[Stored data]

☆ ☆ ☆ ☆ ☆ ☆ ☆

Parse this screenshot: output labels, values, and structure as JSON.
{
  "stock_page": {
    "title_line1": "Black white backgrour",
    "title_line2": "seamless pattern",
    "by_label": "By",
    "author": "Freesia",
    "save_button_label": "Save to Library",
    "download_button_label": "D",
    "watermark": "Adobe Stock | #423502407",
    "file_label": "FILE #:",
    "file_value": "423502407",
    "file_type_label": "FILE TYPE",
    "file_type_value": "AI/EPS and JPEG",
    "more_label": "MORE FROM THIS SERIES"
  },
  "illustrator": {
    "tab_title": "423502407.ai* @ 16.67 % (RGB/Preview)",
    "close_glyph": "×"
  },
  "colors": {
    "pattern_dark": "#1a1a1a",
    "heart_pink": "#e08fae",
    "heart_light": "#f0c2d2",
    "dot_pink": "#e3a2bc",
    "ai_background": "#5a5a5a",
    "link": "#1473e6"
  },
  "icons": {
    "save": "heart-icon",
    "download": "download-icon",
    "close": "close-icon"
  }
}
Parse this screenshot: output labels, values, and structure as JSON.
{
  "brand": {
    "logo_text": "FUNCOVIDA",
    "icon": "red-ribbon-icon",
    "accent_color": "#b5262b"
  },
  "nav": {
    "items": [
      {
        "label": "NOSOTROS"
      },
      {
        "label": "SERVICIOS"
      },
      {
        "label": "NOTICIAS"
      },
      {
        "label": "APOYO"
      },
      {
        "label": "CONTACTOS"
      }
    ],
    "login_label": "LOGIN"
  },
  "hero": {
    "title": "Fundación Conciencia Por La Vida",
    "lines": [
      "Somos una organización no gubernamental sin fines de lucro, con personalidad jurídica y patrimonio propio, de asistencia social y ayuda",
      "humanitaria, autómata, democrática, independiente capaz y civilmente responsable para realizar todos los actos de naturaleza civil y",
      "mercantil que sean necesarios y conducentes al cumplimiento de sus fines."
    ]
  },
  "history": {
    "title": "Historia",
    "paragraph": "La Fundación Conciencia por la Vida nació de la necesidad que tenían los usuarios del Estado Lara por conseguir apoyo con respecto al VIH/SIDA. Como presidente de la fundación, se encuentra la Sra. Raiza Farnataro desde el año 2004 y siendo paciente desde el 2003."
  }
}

☆ ☆ ☆ ☆ ☆ ☆ ☆

Write the material out again in its entirety, exactly as shown.

Parse this screenshot: output labels, values, and structure as JSON.
{
  "stock_page": {
    "title_line1": "Black white backgrour",
    "title_line2": "seamless pattern",
    "by_label": "By",
    "author": "Freesia",
    "save_button_label": "Save to Library",
    "download_button_label": "D",
    "watermark": "Adobe Stock | #423502407",
    "file_label": "FILE #:",
    "file_value": "423502407",
    "file_type_label": "FILE TYPE",
    "file_type_value": "AI/EPS and JPEG",
    "more_label": "MORE FROM THIS SERIES"
  },
  "illustrator": {
    "tab_title": "423502407.ai* @ 16.67 % (RGB/Preview)",
    "close_glyph": "×"
  },
  "colors": {
    "pattern_dark": "#1a1a1a",
    "heart_pink": "#e08fae",
    "heart_light": "#f0c2d2",
    "dot_pink": "#e3a2bc",
    "ai_background": "#5a5a5a",
    "link": "#1473e6"
  },
  "icons": {
    "save": "heart-icon",
    "download": "download-icon",
    "close": "close-icon"
  }
}
Parse this screenshot: output labels, values, and structure as JSON.
{
  "brand": {
    "logo_text": "FUNCOVIDA",
    "icon": "red-ribbon-icon",
    "accent_color": "#b5262b"
  },
  "nav": {
    "items": [
      {
        "label": "NOSOTROS"
      },
      {
        "label": "SERVICIOS"
      },
      {
        "label": "NOTICIAS"
      },
      {
        "label": "APOYO"
      },
      {
        "label": "CONTACTOS"
      }
    ],
    "login_label": "LOGIN"
  },
  "hero": {
    "title": "Fundación Conciencia Por La Vida",
    "lines": [
      "Somos una organización no gubernamental sin fines de lucro, con personalidad jurídica y patrimonio propio, de asistencia social y ayuda",
      "humanitaria, autómata, democrática, independiente capaz y civilmente responsable para realizar todos los actos de naturaleza civil y",
      "mercantil que sean necesarios y conducentes al cumplimiento de sus fines."
    ]
  },
  "history": {
    "title": "Historia",
    "paragraph": "La Fundación Conciencia por la Vida nació de la necesidad que tenían los usuarios del Estado Lara por conseguir apoyo con respecto al VIH/SIDA. Como presidente de la fundación, se encuentra la Sra. Raiza Farnataro desde el año 2004 y siendo paciente desde el 2003."
  }
}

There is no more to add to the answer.